> [Your instructions]
Where the string "JSON" occurs in the material below, report the whole line.

* Start Source material *

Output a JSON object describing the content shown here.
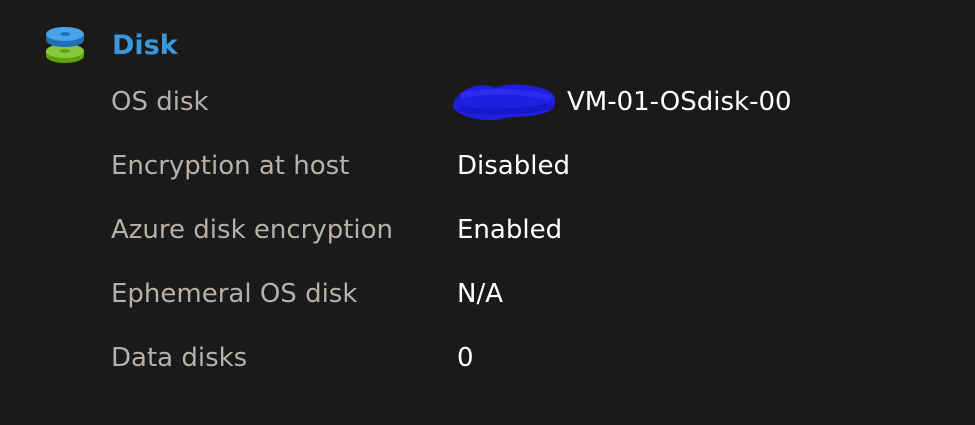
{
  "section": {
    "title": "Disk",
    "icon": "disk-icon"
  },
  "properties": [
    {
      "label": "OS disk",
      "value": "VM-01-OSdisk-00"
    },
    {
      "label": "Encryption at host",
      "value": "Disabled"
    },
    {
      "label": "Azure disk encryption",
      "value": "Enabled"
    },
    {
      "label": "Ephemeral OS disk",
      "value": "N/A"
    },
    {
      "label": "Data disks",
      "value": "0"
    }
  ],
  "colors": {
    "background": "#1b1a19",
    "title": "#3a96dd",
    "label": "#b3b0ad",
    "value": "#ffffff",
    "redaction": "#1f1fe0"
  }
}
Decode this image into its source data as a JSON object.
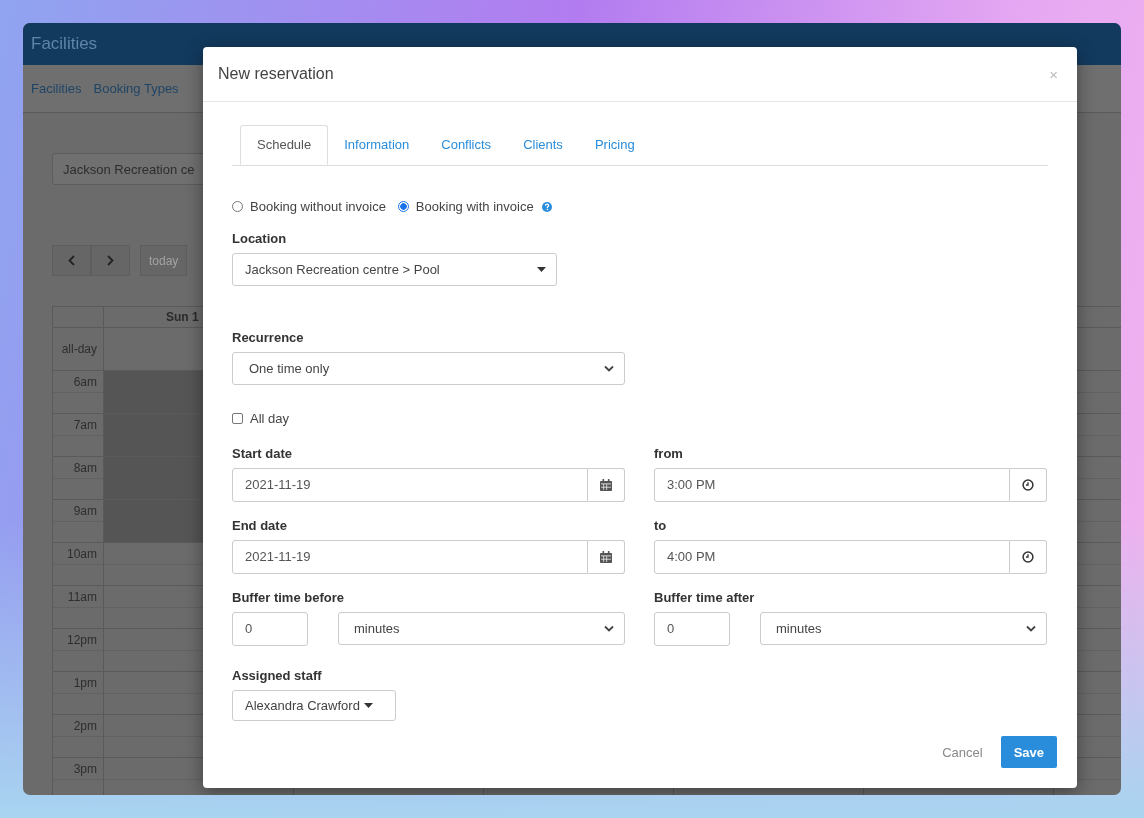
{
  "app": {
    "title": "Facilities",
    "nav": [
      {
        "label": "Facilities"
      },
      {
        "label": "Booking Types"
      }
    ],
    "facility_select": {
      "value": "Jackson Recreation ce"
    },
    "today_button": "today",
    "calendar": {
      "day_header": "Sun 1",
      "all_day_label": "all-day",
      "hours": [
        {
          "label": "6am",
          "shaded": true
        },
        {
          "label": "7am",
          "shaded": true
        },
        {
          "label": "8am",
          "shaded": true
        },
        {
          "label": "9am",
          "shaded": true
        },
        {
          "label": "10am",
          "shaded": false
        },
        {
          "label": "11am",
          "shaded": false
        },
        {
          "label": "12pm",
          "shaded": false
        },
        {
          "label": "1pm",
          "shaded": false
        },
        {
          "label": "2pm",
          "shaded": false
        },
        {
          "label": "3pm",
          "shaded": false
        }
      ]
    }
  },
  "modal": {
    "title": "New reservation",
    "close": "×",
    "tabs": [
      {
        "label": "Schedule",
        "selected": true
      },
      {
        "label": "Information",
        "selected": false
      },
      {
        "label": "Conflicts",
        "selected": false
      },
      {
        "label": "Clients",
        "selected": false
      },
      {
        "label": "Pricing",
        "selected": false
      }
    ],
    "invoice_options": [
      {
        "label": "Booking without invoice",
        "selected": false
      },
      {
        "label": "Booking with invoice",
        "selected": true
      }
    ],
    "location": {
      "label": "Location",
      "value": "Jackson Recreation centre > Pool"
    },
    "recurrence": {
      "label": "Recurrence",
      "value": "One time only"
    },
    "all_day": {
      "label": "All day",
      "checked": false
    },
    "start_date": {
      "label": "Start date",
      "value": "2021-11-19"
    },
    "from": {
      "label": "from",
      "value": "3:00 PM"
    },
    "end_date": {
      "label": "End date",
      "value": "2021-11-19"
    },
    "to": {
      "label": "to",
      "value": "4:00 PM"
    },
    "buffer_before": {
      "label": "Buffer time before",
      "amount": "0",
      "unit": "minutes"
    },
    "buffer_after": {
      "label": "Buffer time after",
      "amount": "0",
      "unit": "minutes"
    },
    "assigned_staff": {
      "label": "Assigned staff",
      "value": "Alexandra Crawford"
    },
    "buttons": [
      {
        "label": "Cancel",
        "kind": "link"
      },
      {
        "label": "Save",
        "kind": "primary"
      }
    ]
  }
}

* End Source material *

> [Response]
Output a JSON object describing the content shown here.
Decode this image into its source data as a JSON object.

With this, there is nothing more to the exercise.